▶ [THE RECORDS]
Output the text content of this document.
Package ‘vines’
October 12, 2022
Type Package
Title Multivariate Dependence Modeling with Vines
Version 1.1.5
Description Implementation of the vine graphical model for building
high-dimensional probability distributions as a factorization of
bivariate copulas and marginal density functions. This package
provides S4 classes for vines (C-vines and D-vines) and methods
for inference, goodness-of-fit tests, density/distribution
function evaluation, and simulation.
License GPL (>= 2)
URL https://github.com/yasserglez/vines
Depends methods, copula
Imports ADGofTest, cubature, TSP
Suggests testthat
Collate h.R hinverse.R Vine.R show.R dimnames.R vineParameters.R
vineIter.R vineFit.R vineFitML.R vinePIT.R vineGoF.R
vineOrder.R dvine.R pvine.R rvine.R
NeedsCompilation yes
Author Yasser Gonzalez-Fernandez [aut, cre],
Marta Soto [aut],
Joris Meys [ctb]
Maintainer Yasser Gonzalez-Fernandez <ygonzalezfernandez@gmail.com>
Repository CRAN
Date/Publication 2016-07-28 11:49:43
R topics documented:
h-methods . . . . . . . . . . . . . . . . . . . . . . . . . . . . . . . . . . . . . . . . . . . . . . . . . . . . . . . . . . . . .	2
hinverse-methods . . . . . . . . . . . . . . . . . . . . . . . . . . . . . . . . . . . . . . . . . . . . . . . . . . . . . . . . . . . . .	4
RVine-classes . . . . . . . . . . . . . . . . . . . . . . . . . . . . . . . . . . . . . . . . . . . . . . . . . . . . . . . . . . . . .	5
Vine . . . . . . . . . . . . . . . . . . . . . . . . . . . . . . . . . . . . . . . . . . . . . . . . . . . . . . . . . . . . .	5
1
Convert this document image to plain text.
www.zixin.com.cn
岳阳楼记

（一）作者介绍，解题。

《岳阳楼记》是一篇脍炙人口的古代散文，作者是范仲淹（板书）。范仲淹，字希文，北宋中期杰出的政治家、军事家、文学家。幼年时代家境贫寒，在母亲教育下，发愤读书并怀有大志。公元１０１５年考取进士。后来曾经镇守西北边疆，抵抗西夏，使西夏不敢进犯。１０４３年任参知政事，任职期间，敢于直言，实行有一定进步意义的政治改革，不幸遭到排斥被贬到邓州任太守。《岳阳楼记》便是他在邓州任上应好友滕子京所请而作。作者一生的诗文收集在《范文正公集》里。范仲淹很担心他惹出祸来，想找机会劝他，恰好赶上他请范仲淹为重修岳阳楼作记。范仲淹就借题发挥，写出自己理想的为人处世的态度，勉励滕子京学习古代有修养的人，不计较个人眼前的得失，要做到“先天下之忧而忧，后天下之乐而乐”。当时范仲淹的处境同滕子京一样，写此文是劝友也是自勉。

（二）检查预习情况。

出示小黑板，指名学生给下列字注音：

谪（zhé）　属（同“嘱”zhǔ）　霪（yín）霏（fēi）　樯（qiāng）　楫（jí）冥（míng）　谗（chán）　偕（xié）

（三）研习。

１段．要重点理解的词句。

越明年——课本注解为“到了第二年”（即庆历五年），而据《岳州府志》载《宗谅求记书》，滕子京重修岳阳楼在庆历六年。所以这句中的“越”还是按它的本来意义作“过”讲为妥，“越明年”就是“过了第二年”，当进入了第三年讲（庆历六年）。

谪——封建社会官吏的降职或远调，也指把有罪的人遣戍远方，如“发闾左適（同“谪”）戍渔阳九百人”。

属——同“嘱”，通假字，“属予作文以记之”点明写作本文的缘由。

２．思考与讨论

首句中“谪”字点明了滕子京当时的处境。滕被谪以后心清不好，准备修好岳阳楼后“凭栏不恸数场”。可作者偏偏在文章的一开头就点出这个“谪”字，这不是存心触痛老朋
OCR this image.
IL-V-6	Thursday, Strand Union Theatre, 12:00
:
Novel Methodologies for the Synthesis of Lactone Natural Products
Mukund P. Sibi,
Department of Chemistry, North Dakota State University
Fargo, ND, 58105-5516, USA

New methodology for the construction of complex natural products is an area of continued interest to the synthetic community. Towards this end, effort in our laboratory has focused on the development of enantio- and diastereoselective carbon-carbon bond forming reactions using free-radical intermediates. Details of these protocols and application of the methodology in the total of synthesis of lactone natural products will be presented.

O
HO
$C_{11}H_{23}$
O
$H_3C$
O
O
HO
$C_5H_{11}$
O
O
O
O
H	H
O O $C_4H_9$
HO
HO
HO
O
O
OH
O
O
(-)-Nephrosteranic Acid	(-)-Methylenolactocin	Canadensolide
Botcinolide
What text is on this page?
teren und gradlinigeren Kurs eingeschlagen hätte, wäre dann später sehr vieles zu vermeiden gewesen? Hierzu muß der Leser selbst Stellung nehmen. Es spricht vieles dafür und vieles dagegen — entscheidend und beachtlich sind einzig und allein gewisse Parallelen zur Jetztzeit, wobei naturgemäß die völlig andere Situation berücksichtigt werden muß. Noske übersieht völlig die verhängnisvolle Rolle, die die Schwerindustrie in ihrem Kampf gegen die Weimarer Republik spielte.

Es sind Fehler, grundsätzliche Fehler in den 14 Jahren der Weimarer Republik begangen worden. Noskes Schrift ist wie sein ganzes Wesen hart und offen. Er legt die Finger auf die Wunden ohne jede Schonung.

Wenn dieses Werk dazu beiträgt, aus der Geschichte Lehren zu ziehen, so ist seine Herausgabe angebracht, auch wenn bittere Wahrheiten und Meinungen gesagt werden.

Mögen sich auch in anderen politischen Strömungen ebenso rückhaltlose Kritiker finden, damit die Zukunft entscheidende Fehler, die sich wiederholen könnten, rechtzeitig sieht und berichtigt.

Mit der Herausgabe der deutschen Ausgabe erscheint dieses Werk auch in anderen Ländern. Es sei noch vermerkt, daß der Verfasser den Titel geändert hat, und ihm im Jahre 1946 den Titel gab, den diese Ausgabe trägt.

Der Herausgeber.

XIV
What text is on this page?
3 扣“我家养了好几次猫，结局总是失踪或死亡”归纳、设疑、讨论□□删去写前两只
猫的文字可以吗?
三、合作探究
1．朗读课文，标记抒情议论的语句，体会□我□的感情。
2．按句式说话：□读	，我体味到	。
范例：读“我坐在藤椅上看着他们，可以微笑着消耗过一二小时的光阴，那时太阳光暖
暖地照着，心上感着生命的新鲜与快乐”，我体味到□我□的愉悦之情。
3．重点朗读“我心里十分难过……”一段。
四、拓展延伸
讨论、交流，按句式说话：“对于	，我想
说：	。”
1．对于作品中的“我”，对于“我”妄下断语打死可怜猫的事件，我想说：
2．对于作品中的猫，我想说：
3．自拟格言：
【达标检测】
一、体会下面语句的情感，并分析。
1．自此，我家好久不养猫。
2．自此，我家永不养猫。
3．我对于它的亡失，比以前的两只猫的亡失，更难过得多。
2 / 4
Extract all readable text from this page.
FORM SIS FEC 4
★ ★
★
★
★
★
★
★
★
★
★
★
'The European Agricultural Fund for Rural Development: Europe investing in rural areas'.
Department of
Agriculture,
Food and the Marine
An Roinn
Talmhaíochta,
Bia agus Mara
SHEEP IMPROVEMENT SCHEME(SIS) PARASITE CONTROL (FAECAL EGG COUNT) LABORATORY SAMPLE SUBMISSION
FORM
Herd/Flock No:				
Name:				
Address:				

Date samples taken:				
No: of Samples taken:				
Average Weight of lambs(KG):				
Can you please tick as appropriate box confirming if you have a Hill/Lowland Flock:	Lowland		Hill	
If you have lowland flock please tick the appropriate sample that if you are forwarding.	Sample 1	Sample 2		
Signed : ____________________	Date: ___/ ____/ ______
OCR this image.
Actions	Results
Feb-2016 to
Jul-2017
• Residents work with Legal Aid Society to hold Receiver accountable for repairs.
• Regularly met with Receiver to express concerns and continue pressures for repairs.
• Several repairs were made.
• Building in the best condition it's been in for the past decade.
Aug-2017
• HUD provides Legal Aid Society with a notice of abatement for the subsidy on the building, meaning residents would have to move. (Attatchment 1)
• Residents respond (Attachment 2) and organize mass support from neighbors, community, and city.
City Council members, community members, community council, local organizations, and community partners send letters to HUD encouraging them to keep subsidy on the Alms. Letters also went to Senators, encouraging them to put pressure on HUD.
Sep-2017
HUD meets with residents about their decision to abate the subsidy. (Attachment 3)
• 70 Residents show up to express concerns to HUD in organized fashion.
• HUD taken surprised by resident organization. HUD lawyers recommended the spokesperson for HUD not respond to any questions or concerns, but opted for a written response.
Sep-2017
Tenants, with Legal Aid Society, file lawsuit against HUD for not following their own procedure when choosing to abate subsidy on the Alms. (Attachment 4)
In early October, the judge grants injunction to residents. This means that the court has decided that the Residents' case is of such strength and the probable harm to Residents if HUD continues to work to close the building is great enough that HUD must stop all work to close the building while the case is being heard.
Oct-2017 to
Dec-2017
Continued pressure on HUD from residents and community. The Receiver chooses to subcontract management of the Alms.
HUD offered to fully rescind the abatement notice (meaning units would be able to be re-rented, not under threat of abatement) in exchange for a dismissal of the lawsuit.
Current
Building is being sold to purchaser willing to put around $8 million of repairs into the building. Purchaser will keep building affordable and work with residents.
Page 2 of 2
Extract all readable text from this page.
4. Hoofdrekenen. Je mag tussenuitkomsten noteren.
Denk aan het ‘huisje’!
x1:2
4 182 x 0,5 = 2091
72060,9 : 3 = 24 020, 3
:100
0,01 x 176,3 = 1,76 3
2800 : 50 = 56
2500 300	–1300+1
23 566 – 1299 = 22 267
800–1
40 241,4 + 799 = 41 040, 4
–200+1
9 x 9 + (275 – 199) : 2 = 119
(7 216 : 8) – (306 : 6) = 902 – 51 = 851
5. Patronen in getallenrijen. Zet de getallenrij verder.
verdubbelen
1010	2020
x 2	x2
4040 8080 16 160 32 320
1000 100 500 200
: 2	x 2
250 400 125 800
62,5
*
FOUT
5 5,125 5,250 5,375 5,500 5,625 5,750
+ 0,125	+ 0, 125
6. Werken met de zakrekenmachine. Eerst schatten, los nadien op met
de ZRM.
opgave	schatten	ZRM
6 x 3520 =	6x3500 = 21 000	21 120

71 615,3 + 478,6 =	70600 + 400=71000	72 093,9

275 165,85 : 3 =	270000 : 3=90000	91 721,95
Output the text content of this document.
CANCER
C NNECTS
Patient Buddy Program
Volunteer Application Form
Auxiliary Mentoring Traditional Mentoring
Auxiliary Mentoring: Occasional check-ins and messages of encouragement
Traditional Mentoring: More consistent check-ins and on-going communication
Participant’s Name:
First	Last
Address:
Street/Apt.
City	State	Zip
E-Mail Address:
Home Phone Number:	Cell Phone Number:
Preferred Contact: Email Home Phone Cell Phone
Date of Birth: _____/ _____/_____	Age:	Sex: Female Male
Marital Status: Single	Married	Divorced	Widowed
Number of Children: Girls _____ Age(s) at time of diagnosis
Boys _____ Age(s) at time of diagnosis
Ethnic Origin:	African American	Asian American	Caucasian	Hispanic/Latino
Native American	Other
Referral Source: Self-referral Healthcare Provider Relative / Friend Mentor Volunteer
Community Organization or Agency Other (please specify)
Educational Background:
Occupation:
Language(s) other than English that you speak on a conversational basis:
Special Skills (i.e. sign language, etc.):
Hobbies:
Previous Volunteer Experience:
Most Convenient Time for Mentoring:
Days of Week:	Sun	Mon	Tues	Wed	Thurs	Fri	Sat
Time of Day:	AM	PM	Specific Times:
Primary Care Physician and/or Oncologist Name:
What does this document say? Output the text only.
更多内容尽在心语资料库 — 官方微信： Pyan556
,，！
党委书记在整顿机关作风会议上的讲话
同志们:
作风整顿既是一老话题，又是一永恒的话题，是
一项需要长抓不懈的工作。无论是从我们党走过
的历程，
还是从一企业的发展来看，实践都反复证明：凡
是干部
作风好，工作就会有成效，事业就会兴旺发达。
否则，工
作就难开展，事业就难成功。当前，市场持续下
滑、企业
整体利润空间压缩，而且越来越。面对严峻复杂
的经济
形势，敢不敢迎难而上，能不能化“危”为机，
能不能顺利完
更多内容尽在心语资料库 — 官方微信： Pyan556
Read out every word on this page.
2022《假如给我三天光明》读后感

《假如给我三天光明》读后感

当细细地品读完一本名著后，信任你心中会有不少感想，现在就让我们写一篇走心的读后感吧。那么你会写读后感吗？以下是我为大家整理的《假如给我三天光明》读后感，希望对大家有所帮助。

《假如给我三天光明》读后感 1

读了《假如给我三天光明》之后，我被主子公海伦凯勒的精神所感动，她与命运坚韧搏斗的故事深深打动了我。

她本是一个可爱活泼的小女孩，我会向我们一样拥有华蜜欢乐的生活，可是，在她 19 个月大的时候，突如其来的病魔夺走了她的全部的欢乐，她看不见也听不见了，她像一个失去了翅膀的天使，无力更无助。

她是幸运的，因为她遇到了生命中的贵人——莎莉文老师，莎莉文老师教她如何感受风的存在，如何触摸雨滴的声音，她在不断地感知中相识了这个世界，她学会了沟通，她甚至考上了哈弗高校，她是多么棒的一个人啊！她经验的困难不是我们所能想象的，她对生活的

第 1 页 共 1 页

▶ [PROMPT] Find the word "Cell" in the data and copy out each line where it turns up.

▶ [FINAL RESULT]
Home Phone Number:	Cell Phone Number:
Preferred Contact: Email Home Phone Cell Phone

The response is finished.